Short task — Gather every line from the entries below that includes "send".

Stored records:
--
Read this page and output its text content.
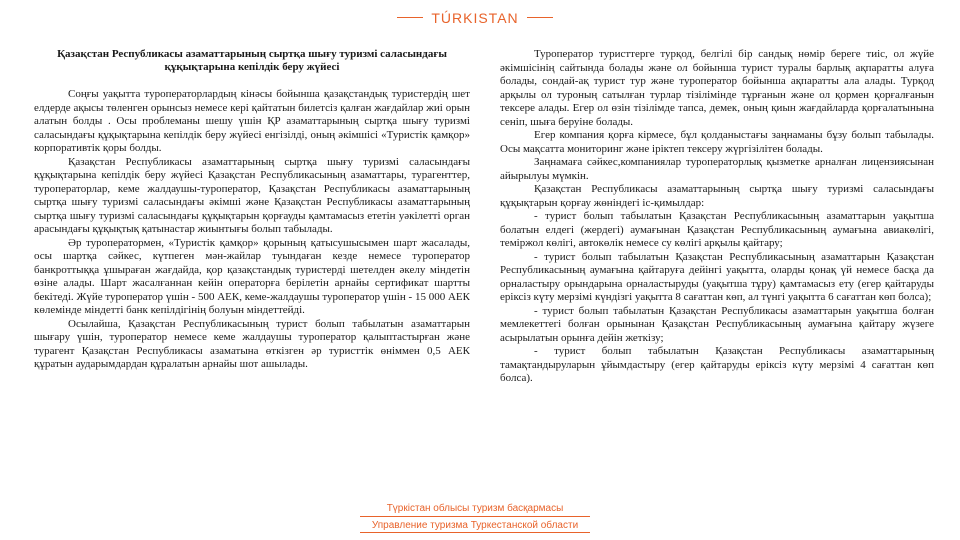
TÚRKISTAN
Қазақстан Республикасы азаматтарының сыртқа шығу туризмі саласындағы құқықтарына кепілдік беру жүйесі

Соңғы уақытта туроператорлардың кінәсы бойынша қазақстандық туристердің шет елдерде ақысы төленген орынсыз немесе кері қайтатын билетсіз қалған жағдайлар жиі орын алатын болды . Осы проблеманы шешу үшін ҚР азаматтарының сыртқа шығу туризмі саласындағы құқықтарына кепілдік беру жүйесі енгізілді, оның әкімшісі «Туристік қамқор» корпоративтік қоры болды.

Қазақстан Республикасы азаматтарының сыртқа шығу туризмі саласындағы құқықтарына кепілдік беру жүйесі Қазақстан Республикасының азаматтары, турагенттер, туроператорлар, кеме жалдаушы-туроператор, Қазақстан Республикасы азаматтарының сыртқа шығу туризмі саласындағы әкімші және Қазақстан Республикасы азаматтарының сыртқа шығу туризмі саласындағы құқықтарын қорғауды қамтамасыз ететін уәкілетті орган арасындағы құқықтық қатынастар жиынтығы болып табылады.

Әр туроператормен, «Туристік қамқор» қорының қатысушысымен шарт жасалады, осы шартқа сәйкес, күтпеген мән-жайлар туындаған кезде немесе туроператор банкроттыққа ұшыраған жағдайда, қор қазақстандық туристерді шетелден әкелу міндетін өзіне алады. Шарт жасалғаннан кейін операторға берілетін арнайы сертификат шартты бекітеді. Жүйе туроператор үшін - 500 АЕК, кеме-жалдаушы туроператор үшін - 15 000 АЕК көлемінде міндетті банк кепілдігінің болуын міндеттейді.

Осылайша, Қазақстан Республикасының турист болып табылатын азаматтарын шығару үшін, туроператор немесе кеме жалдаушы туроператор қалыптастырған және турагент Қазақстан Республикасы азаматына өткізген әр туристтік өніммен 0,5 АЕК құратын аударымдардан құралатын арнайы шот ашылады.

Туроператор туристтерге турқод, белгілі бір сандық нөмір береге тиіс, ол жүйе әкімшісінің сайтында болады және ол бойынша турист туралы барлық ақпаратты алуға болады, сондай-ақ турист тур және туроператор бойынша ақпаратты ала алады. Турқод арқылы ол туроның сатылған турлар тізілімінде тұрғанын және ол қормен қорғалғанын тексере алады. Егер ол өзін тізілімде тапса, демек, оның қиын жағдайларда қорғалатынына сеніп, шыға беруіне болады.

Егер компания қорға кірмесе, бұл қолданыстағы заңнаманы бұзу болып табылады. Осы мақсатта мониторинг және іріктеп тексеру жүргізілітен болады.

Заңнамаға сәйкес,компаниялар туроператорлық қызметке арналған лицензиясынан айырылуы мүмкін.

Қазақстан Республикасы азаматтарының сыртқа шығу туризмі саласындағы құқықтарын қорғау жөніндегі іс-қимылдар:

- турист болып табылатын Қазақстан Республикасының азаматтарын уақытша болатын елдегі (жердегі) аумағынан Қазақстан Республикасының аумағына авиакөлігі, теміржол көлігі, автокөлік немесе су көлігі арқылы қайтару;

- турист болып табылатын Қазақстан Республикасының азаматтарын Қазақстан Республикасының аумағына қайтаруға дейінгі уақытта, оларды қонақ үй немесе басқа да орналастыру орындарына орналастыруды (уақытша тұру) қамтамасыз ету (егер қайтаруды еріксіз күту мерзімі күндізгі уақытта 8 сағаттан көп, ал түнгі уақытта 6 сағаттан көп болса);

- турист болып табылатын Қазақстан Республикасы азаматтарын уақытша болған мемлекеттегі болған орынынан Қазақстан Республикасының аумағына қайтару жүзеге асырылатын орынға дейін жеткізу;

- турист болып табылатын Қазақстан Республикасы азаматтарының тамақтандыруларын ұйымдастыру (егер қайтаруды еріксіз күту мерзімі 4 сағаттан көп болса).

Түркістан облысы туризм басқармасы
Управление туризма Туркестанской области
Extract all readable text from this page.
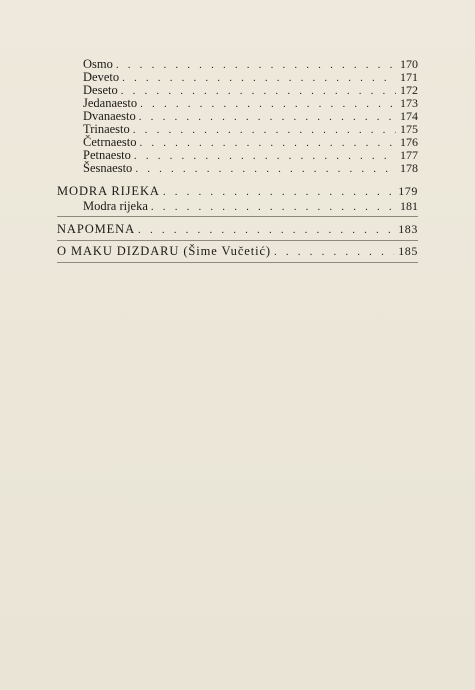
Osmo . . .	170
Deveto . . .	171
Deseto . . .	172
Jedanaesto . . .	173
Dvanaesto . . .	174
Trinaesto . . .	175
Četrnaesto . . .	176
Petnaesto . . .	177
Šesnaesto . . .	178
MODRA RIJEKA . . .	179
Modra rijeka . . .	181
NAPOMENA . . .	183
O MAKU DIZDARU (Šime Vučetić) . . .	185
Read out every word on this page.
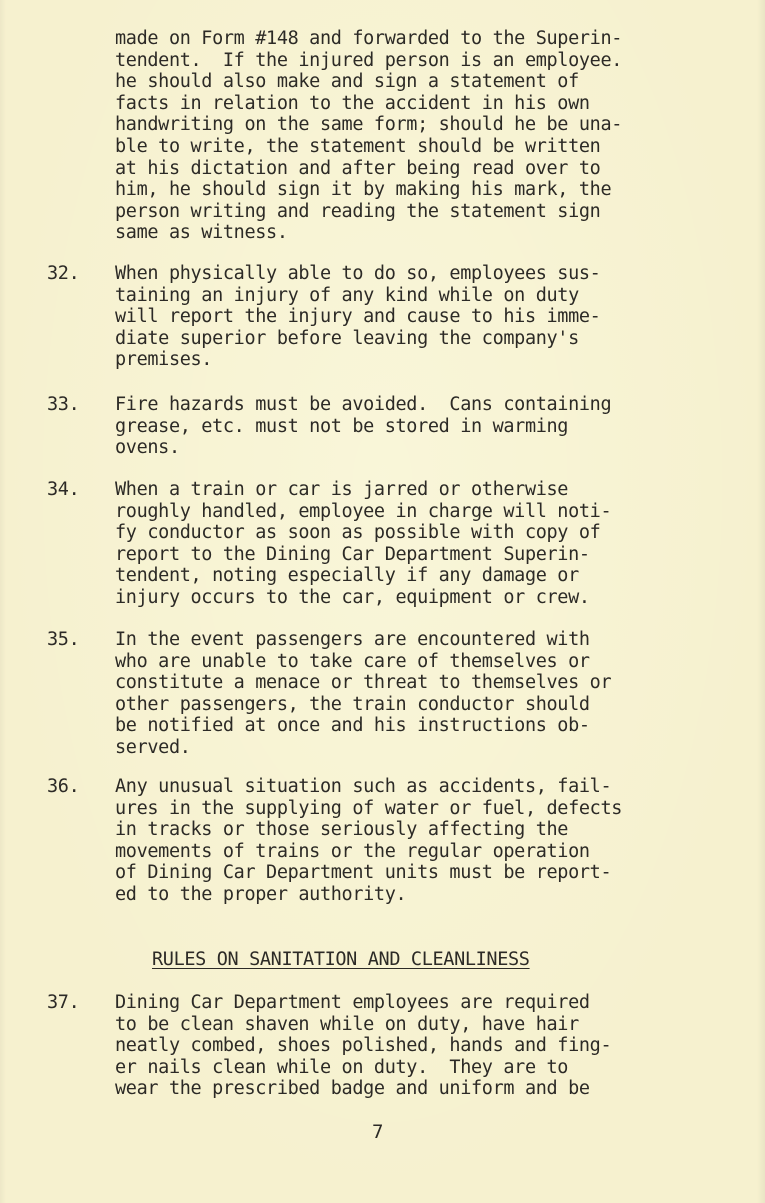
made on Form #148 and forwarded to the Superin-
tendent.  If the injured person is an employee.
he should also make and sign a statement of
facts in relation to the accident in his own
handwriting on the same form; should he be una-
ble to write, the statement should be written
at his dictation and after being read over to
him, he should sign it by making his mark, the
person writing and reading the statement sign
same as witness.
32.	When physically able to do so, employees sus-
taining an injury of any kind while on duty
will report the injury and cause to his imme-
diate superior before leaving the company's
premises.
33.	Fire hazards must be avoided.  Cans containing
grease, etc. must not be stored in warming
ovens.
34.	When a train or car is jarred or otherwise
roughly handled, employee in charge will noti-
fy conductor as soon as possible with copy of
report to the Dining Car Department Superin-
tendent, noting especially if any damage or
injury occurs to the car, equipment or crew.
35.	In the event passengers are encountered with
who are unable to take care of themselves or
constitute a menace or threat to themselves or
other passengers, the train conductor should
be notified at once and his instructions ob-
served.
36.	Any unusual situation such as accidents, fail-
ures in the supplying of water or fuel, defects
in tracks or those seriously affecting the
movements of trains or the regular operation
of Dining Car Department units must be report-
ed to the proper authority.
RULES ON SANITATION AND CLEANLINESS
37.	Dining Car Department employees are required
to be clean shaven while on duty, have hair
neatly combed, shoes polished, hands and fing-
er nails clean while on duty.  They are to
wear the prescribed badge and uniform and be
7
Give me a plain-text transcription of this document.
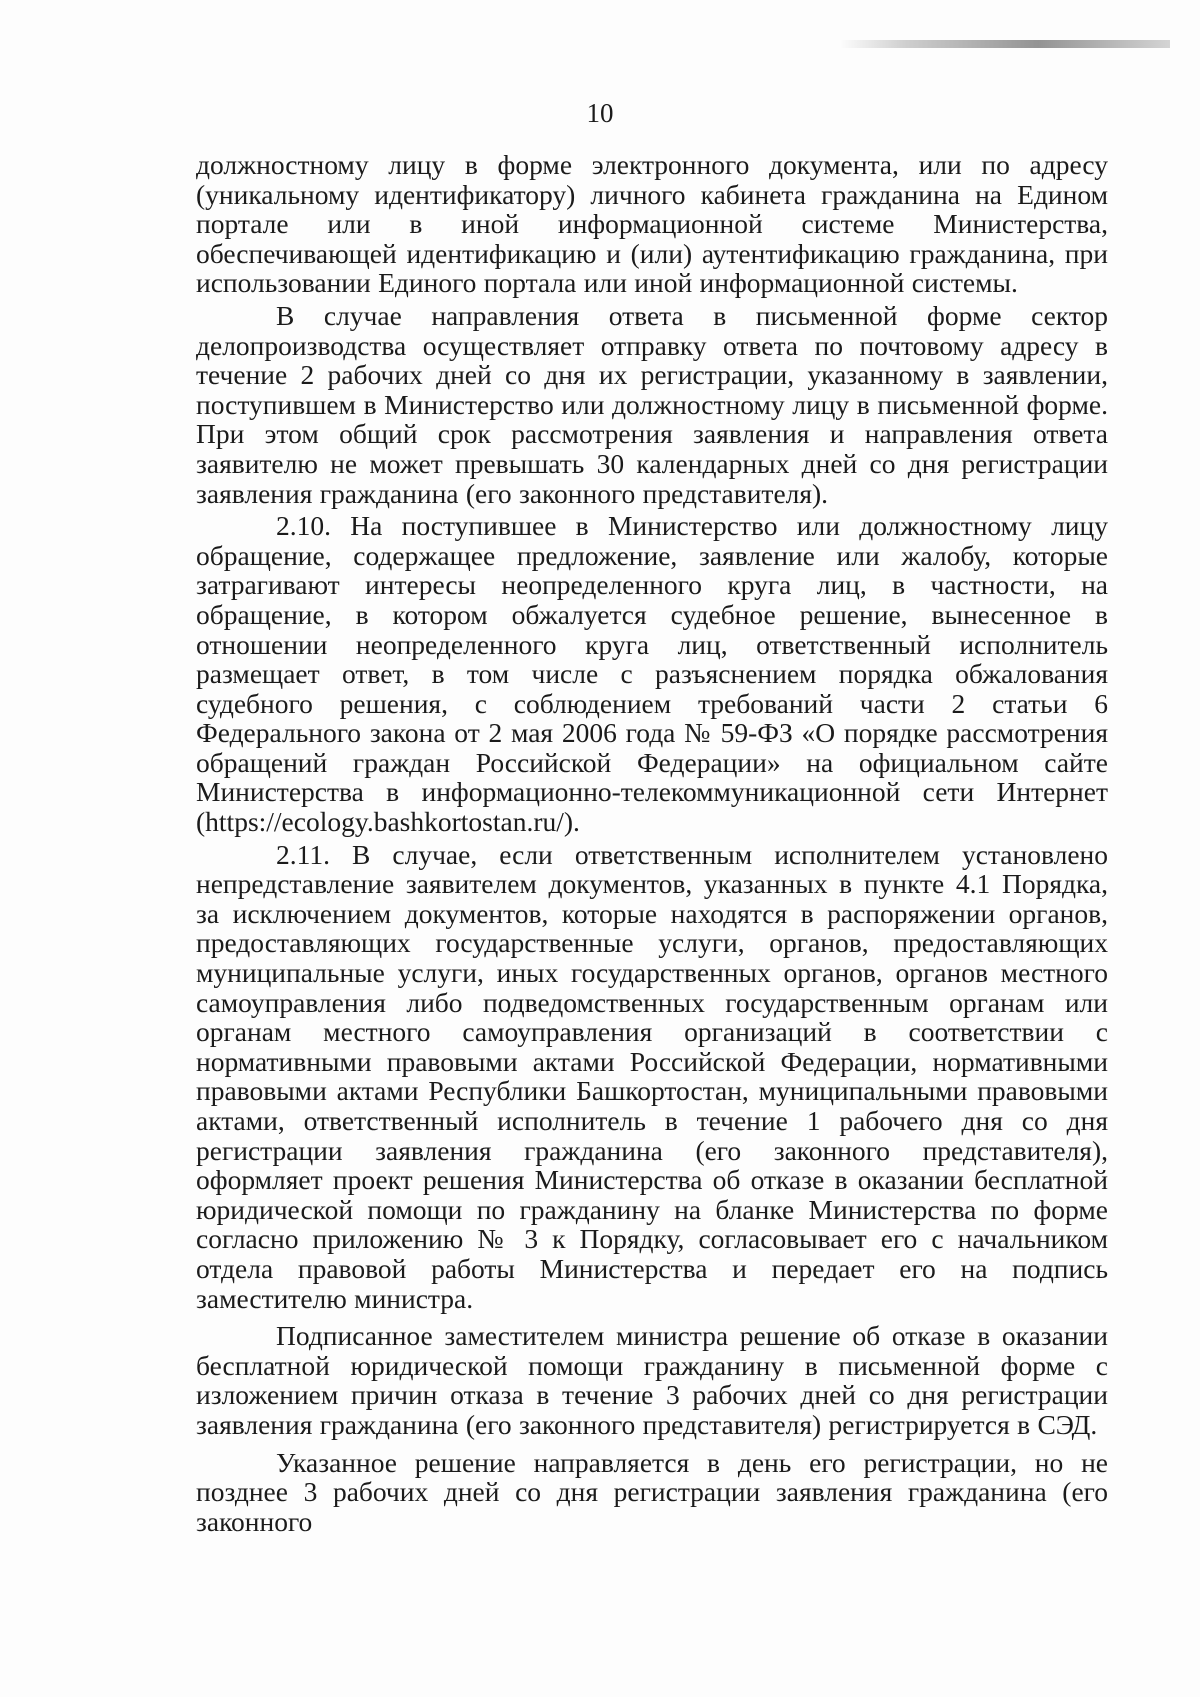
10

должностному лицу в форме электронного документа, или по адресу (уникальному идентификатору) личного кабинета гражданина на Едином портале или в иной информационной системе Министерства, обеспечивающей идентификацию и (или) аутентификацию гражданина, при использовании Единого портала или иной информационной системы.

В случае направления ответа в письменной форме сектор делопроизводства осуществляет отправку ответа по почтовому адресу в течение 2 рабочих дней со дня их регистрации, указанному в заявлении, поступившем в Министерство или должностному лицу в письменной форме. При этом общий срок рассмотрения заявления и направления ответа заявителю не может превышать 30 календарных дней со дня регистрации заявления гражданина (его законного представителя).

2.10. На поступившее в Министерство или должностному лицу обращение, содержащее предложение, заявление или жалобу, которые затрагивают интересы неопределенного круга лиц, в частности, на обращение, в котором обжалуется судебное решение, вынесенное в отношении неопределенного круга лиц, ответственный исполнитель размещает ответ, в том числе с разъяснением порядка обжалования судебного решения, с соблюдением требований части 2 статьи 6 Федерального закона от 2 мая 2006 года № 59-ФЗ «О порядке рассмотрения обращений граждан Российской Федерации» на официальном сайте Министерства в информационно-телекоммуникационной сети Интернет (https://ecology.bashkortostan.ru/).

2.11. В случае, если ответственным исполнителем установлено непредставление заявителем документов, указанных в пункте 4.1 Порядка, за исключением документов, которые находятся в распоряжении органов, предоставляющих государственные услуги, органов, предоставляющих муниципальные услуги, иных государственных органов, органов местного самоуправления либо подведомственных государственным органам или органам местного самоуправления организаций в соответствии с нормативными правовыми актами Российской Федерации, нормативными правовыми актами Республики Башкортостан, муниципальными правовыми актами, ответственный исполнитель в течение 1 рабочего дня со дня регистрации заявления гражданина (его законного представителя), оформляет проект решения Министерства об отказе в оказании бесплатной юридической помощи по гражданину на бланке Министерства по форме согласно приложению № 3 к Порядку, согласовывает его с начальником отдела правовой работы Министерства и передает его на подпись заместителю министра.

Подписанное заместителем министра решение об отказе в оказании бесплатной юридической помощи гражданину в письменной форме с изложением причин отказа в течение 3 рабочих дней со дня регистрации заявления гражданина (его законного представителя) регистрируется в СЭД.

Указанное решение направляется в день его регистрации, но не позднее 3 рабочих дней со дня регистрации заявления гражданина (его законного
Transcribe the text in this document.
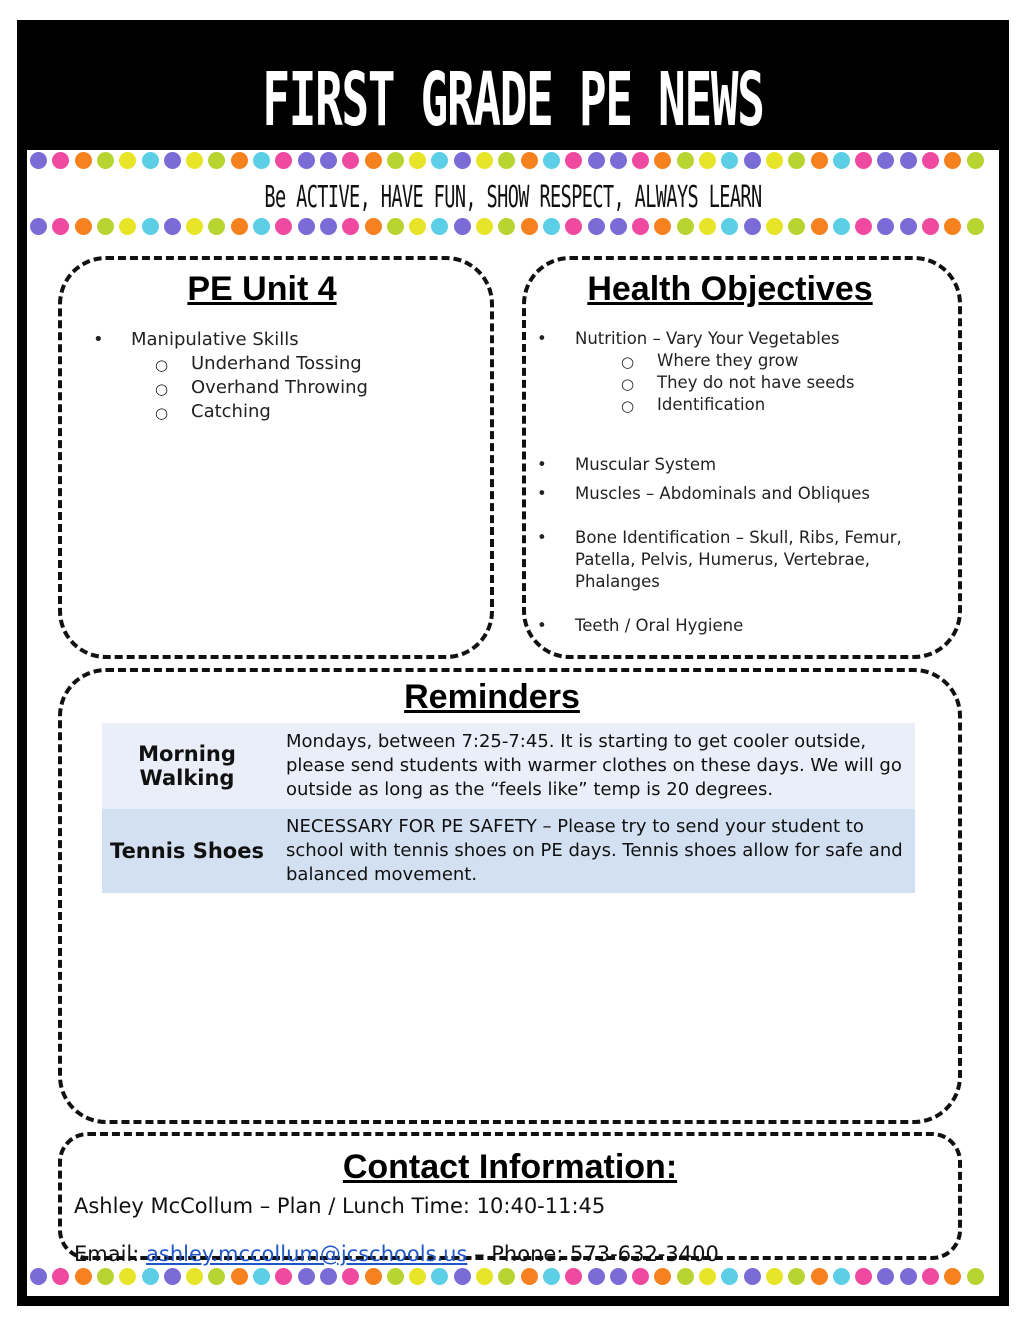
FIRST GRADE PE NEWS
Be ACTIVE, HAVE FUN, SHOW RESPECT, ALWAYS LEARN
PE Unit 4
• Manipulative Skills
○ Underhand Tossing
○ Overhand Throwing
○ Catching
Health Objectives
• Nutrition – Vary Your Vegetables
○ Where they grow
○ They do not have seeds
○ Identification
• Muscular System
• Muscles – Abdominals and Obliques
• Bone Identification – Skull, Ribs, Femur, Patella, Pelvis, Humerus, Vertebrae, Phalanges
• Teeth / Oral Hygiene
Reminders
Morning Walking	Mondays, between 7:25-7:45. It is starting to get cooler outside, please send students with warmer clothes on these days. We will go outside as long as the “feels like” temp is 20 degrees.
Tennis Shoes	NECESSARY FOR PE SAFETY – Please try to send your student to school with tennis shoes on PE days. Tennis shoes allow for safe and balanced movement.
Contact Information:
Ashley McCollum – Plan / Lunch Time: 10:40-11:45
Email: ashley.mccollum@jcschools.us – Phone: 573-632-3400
--
Result of the exercise —
Morning Walking	Mondays, between 7:25-7:45. It is starting to get cooler outside, please send students with warmer clothes on these days. We will go outside as long as the “feels like” temp is 20 degrees.
Tennis Shoes	NECESSARY FOR PE SAFETY – Please try to send your student to school with tennis shoes on PE days. Tennis shoes allow for safe and balanced movement.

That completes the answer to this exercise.